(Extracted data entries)
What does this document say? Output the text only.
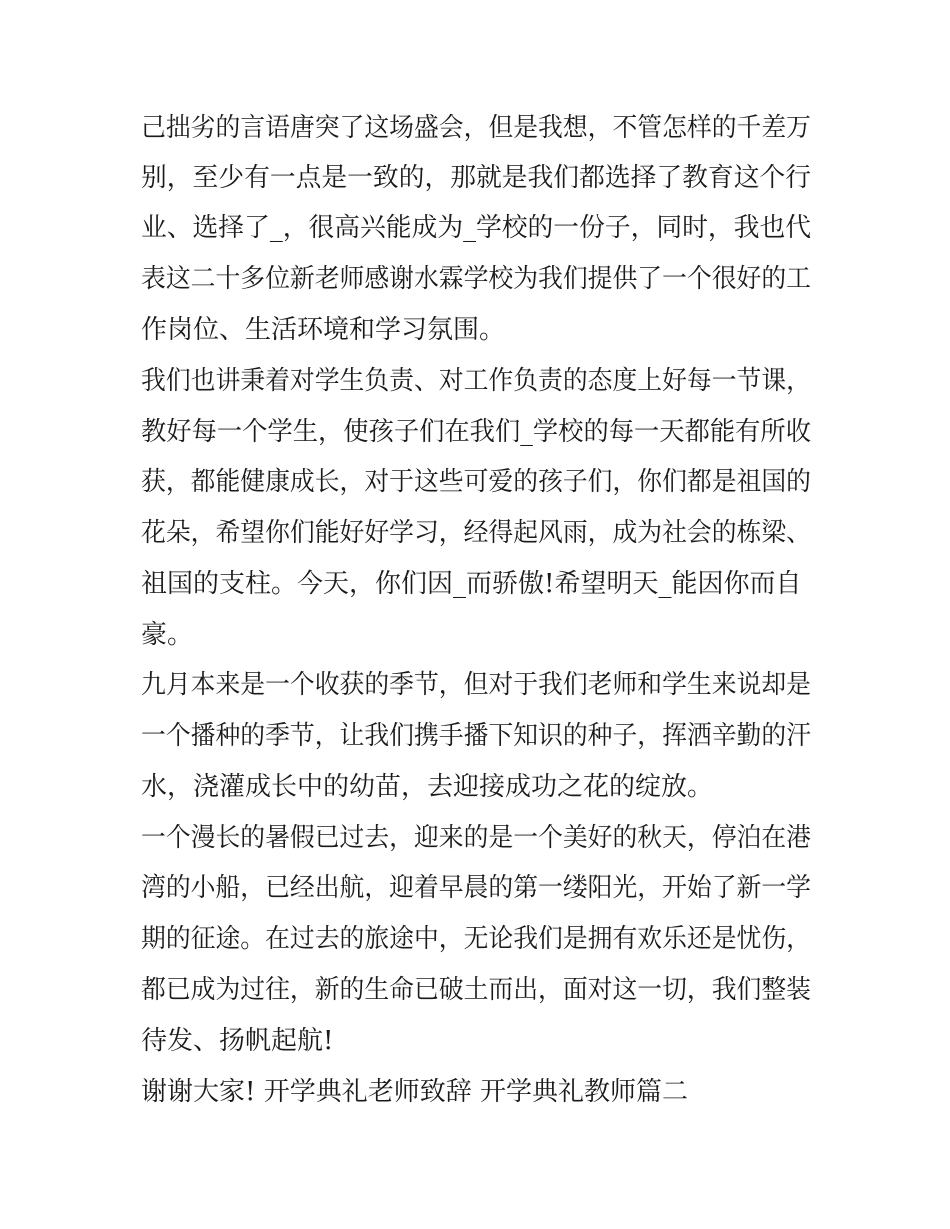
己拙劣的言语唐突了这场盛会，但是我想，不管怎样的千差万
别，至少有一点是一致的，那就是我们都选择了教育这个行
业、选择了_，很高兴能成为_学校的一份子，同时，我也代
表这二十多位新老师感谢水霖学校为我们提供了一个很好的工
作岗位、生活环境和学习氛围。
我们也讲秉着对学生负责、对工作负责的态度上好每一节课，
教好每一个学生，使孩子们在我们_学校的每一天都能有所收
获，都能健康成长，对于这些可爱的孩子们，你们都是祖国的
花朵，希望你们能好好学习，经得起风雨，成为社会的栋梁、
祖国的支柱。今天，你们因_而骄傲!希望明天_能因你而自
豪。
九月本来是一个收获的季节，但对于我们老师和学生来说却是
一个播种的季节，让我们携手播下知识的种子，挥洒辛勤的汗
水，浇灌成长中的幼苗，去迎接成功之花的绽放。
一个漫长的暑假已过去，迎来的是一个美好的秋天，停泊在港
湾的小船，已经出航，迎着早晨的第一缕阳光，开始了新一学
期的征途。在过去的旅途中，无论我们是拥有欢乐还是忧伤，
都已成为过往，新的生命已破土而出，面对这一切，我们整装
待发、扬帆起航!
谢谢大家! 开学典礼老师致辞 开学典礼教师篇二
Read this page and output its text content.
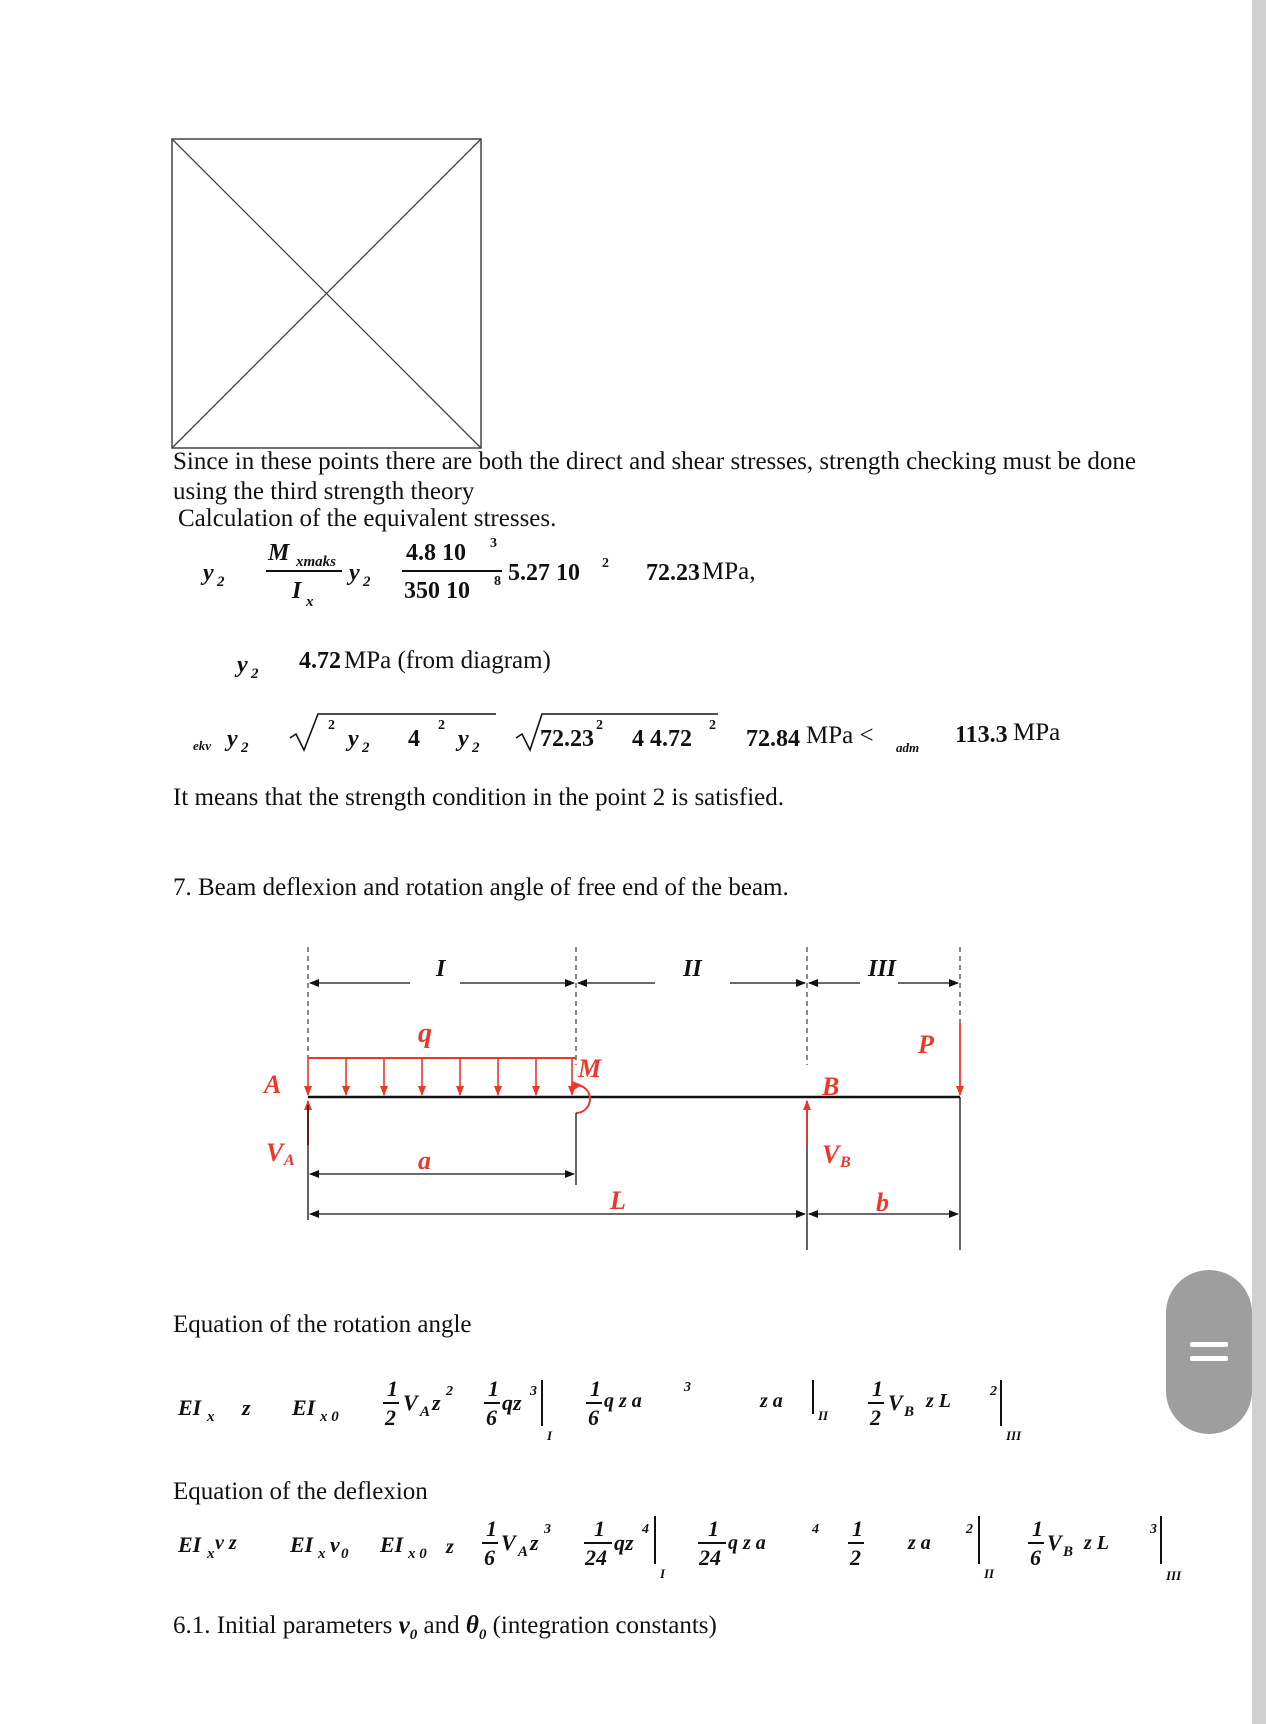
Since in these points there are both the direct and shear stresses, strength checking must be done
using the third strength theory
Calculation of the equivalent stresses.
y 2
M xmaks
I x
y 2
4.8 10 3
350 10 8 5.27 10 2 72.23 MPa,
y 2 4.72 MPa (from diagram)
ekv y 2
2
y 2 4
2
y 2	72.23
2
4 4.72
2
72.84 MPa < adm 113.3 MPa
It means that the strength condition in the point 2 is satisfied.
7. Beam deflexion and rotation angle of free end of the beam.
I	II	III
q
M
A	B
P
V A	V B
a
L	b
Equation of the rotation angle
EI x z EI x 0
1
2
V A z 2 1
6
qz 3
I
1
6
q z a
3
z a
II
1
2
V B z L	2
III
Equation of the deflexion
EI x v z EI x v 0 EI x 0 z
1
6
V A z
3 1
24
qz
4
I
1
24
q z a
4 1
2
z a
2
II
1
6
V B z L
3
III
6.1. Initial parameters $v_0$ and $\theta_0$ (integration constants)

- Problem description -
Determine how many of the lines above hold the word "this", and output that number by itself.

- Solution -
2